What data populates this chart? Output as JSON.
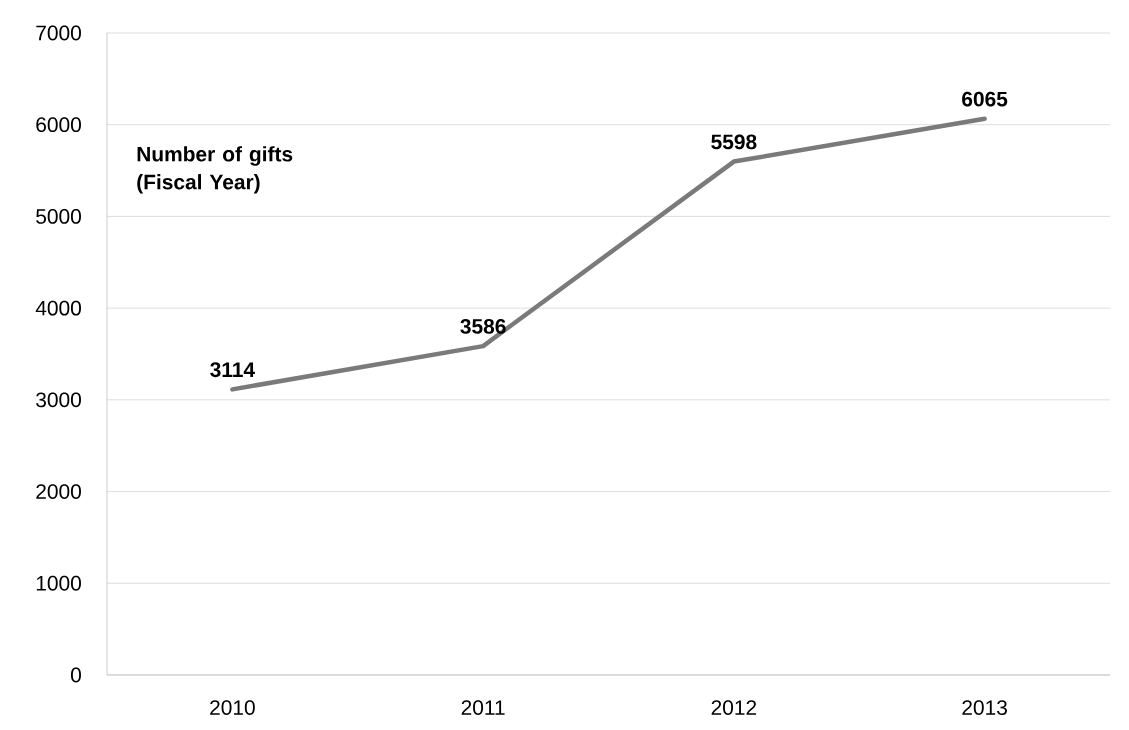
{
  "chart_data": {
    "type": "line",
    "title": "Number of gifts (Fiscal Year)",
    "categories": [
      "2010",
      "2011",
      "2012",
      "2013"
    ],
    "series": [
      {
        "color": "#7a7a7a",
        "values": [
          3114,
          3586,
          5598,
          6065
        ]
      }
    ],
    "ylim": [
      0,
      7000
    ],
    "yticks": [
      0,
      1000,
      2000,
      3000,
      4000,
      5000,
      6000,
      7000
    ],
    "grid": "y",
    "data_labels": true,
    "line_style": "solid"
  }
}
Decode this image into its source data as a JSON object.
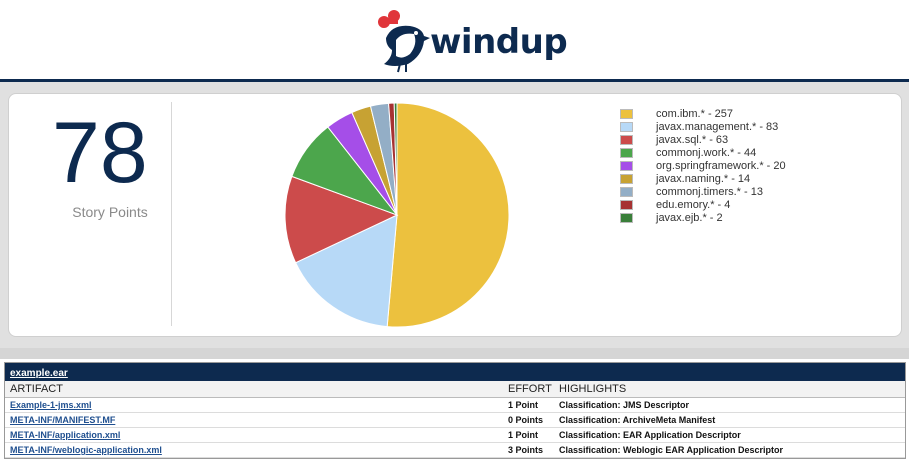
{
  "brand": {
    "name": "windup"
  },
  "summary": {
    "story_points_value": "78",
    "story_points_label": "Story Points"
  },
  "chart_data": {
    "type": "pie",
    "slices": [
      {
        "label": "com.ibm.*",
        "value": 257,
        "color": "#ecc13e"
      },
      {
        "label": "javax.management.*",
        "value": 83,
        "color": "#b7d9f7"
      },
      {
        "label": "javax.sql.*",
        "value": 63,
        "color": "#cc4b4b"
      },
      {
        "label": "commonj.work.*",
        "value": 44,
        "color": "#4ca64c"
      },
      {
        "label": "org.springframework.*",
        "value": 20,
        "color": "#a54ee8"
      },
      {
        "label": "javax.naming.*",
        "value": 14,
        "color": "#c7a233"
      },
      {
        "label": "commonj.timers.*",
        "value": 13,
        "color": "#93aec6"
      },
      {
        "label": "edu.emory.*",
        "value": 4,
        "color": "#a63232"
      },
      {
        "label": "javax.ejb.*",
        "value": 2,
        "color": "#3a7f3a"
      }
    ],
    "legend": [
      "com.ibm.* - 257",
      "javax.management.* - 83",
      "javax.sql.* - 63",
      "commonj.work.* - 44",
      "org.springframework.* - 20",
      "javax.naming.* - 14",
      "commonj.timers.* - 13",
      "edu.emory.* - 4",
      "javax.ejb.* - 2"
    ],
    "legend_position": "right"
  },
  "report": {
    "title": "example.ear",
    "headers": {
      "artifact": "ARTIFACT",
      "effort": "EFFORT",
      "highlights": "HIGHLIGHTS"
    },
    "rows": [
      {
        "artifact": "Example-1-jms.xml",
        "effort": "1 Point",
        "highlights": "Classification: JMS Descriptor"
      },
      {
        "artifact": "META-INF/MANIFEST.MF",
        "effort": "0 Points",
        "highlights": "Classification: ArchiveMeta Manifest"
      },
      {
        "artifact": "META-INF/application.xml",
        "effort": "1 Point",
        "highlights": "Classification: EAR Application Descriptor"
      },
      {
        "artifact": "META-INF/weblogic-application.xml",
        "effort": "3 Points",
        "highlights": "Classification: Weblogic EAR Application Descriptor"
      }
    ]
  }
}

+ + + +

- **Problem to solve**:
Using the records above, retype everything exactly except the pictures.

- **Final result**:
What data populates this chart? Output as JSON.
{
  "chart_data": {
    "type": "line",
    "title": "Number of gifts (Fiscal Year)",
    "categories": [
      "2010",
      "2011",
      "2012",
      "2013"
    ],
    "series": [
      {
        "color": "#7a7a7a",
        "values": [
          3114,
          3586,
          5598,
          6065
        ]
      }
    ],
    "ylim": [
      0,
      7000
    ],
    "yticks": [
      0,
      1000,
      2000,
      3000,
      4000,
      5000,
      6000,
      7000
    ],
    "grid": "y",
    "data_labels": true,
    "line_style": "solid"
  }
}
Decode this image into its source data as a JSON object.
{
  "brand": {
    "name": "windup"
  },
  "summary": {
    "story_points_value": "78",
    "story_points_label": "Story Points"
  },
  "chart_data": {
    "type": "pie",
    "slices": [
      {
        "label": "com.ibm.*",
        "value": 257,
        "color": "#ecc13e"
      },
      {
        "label": "javax.management.*",
        "value": 83,
        "color": "#b7d9f7"
      },
      {
        "label": "javax.sql.*",
        "value": 63,
        "color": "#cc4b4b"
      },
      {
        "label": "commonj.work.*",
        "value": 44,
        "color": "#4ca64c"
      },
      {
        "label": "org.springframework.*",
        "value": 20,
        "color": "#a54ee8"
      },
      {
        "label": "javax.naming.*",
        "value": 14,
        "color": "#c7a233"
      },
      {
        "label": "commonj.timers.*",
        "value": 13,
        "color": "#93aec6"
      },
      {
        "label": "edu.emory.*",
        "value": 4,
        "color": "#a63232"
      },
      {
        "label": "javax.ejb.*",
        "value": 2,
        "color": "#3a7f3a"
      }
    ],
    "legend": [
      "com.ibm.* - 257",
      "javax.management.* - 83",
      "javax.sql.* - 63",
      "commonj.work.* - 44",
      "org.springframework.* - 20",
      "javax.naming.* - 14",
      "commonj.timers.* - 13",
      "edu.emory.* - 4",
      "javax.ejb.* - 2"
    ],
    "legend_position": "right"
  },
  "report": {
    "title": "example.ear",
    "headers": {
      "artifact": "ARTIFACT",
      "effort": "EFFORT",
      "highlights": "HIGHLIGHTS"
    },
    "rows": [
      {
        "artifact": "Example-1-jms.xml",
        "effort": "1 Point",
        "highlights": "Classification: JMS Descriptor"
      },
      {
        "artifact": "META-INF/MANIFEST.MF",
        "effort": "0 Points",
        "highlights": "Classification: ArchiveMeta Manifest"
      },
      {
        "artifact": "META-INF/application.xml",
        "effort": "1 Point",
        "highlights": "Classification: EAR Application Descriptor"
      },
      {
        "artifact": "META-INF/weblogic-application.xml",
        "effort": "3 Points",
        "highlights": "Classification: Weblogic EAR Application Descriptor"
      }
    ]
  }
}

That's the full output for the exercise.